[Figure contents as structured data]
━━━━━━━━━━━━━━━━━━━━━━━━━━━━━━

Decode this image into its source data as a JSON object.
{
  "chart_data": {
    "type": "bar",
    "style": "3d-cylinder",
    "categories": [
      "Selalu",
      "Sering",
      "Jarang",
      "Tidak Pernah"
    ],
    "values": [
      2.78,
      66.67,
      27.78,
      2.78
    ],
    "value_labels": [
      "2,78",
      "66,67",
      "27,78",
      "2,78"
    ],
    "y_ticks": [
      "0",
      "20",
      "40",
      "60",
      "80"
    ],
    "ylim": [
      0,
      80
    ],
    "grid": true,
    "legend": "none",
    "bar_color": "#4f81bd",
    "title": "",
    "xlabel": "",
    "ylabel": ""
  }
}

━━━━━━━━━━━━━━━━━━━━━━━━━━━━━━

Your task => Copy out the full material exactly as it appears.

Task answer =>
Decode this image into its source data as a JSON object.
{
  "chart_data": {
    "type": "bar",
    "style": "3d-cylinder",
    "categories": [
      "Selalu",
      "Sering",
      "Jarang",
      "Tidak Pernah"
    ],
    "values": [
      2.78,
      66.67,
      27.78,
      2.78
    ],
    "value_labels": [
      "2,78",
      "66,67",
      "27,78",
      "2,78"
    ],
    "y_ticks": [
      "0",
      "20",
      "40",
      "60",
      "80"
    ],
    "ylim": [
      0,
      80
    ],
    "grid": true,
    "legend": "none",
    "bar_color": "#4f81bd",
    "title": "",
    "xlabel": "",
    "ylabel": ""
  }
}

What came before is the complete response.